Set down the material below word for word, excluding the pictures.

-- START PROVIDED MATERIAL --

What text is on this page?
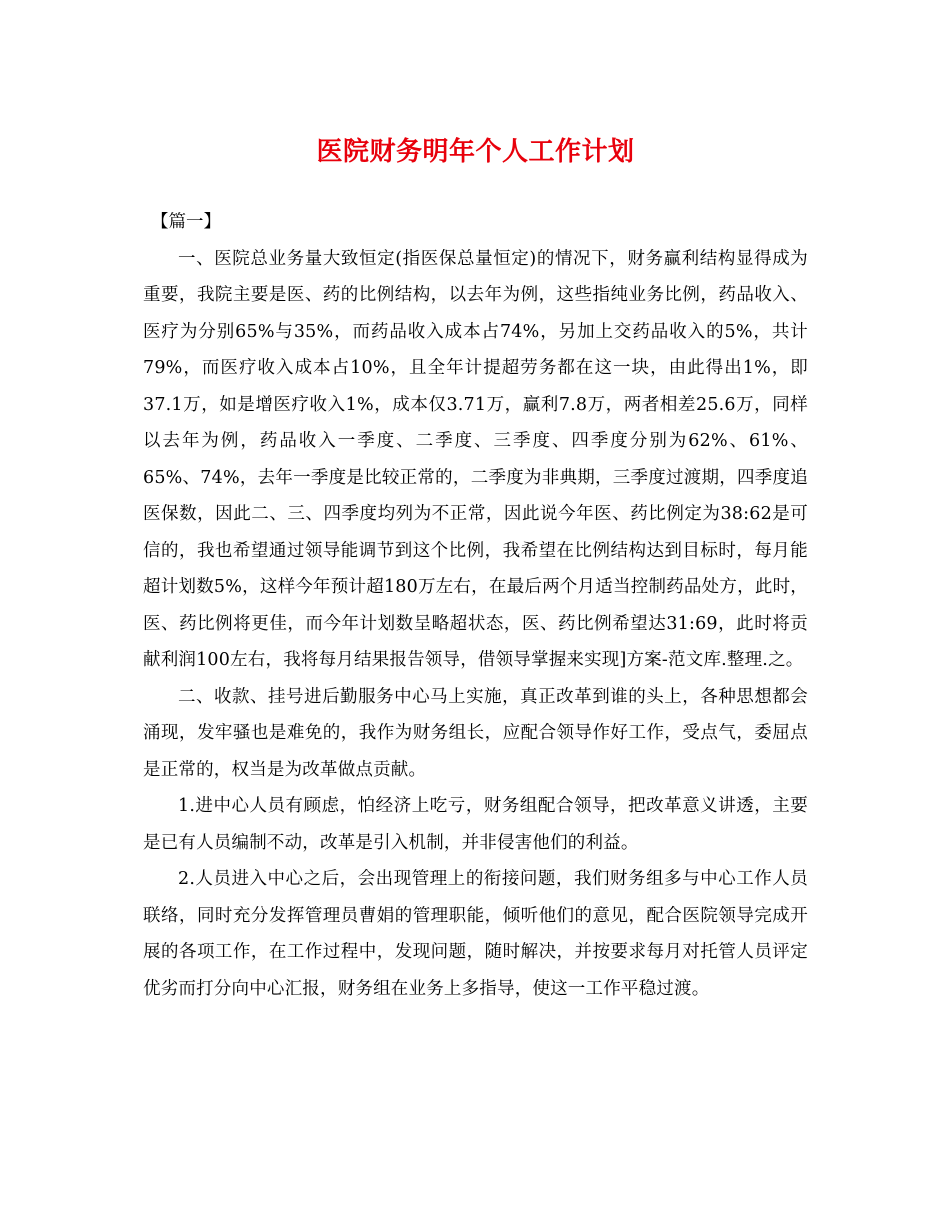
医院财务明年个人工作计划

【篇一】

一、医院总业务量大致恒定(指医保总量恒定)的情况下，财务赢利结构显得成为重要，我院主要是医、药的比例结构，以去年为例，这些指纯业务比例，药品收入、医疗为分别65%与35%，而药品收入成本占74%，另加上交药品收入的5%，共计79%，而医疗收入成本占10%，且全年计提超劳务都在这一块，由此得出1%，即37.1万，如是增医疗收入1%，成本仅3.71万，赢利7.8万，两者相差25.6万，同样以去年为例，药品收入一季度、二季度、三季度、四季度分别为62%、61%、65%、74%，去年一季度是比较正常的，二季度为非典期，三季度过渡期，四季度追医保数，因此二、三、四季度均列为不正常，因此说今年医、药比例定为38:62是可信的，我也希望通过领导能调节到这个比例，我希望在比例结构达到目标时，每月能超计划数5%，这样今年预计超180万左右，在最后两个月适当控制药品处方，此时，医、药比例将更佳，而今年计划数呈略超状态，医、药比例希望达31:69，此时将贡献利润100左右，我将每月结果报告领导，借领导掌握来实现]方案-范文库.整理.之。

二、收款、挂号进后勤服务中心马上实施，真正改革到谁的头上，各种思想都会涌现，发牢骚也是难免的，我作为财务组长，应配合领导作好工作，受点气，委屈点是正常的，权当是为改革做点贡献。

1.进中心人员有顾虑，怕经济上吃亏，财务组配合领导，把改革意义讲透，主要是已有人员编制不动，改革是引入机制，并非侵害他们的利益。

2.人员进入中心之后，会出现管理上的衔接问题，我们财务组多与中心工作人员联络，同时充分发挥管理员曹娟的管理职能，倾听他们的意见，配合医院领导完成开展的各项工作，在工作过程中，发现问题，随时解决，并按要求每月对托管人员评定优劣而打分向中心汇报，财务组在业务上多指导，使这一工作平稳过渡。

-- END PROVIDED MATERIAL --

THE COMPLETED TASK =
What text is on this page?
医院财务明年个人工作计划

【篇一】

一、医院总业务量大致恒定(指医保总量恒定)的情况下，财务赢利结构显得成为重要，我院主要是医、药的比例结构，以去年为例，这些指纯业务比例，药品收入、医疗为分别65%与35%，而药品收入成本占74%，另加上交药品收入的5%，共计79%，而医疗收入成本占10%，且全年计提超劳务都在这一块，由此得出1%，即37.1万，如是增医疗收入1%，成本仅3.71万，赢利7.8万，两者相差25.6万，同样以去年为例，药品收入一季度、二季度、三季度、四季度分别为62%、61%、65%、74%，去年一季度是比较正常的，二季度为非典期，三季度过渡期，四季度追医保数，因此二、三、四季度均列为不正常，因此说今年医、药比例定为38:62是可信的，我也希望通过领导能调节到这个比例，我希望在比例结构达到目标时，每月能超计划数5%，这样今年预计超180万左右，在最后两个月适当控制药品处方，此时，医、药比例将更佳，而今年计划数呈略超状态，医、药比例希望达31:69，此时将贡献利润100左右，我将每月结果报告领导，借领导掌握来实现]方案-范文库.整理.之。

二、收款、挂号进后勤服务中心马上实施，真正改革到谁的头上，各种思想都会涌现，发牢骚也是难免的，我作为财务组长，应配合领导作好工作，受点气，委屈点是正常的，权当是为改革做点贡献。

1.进中心人员有顾虑，怕经济上吃亏，财务组配合领导，把改革意义讲透，主要是已有人员编制不动，改革是引入机制，并非侵害他们的利益。

2.人员进入中心之后，会出现管理上的衔接问题，我们财务组多与中心工作人员联络，同时充分发挥管理员曹娟的管理职能，倾听他们的意见，配合医院领导完成开展的各项工作，在工作过程中，发现问题，随时解决，并按要求每月对托管人员评定优劣而打分向中心汇报，财务组在业务上多指导，使这一工作平稳过渡。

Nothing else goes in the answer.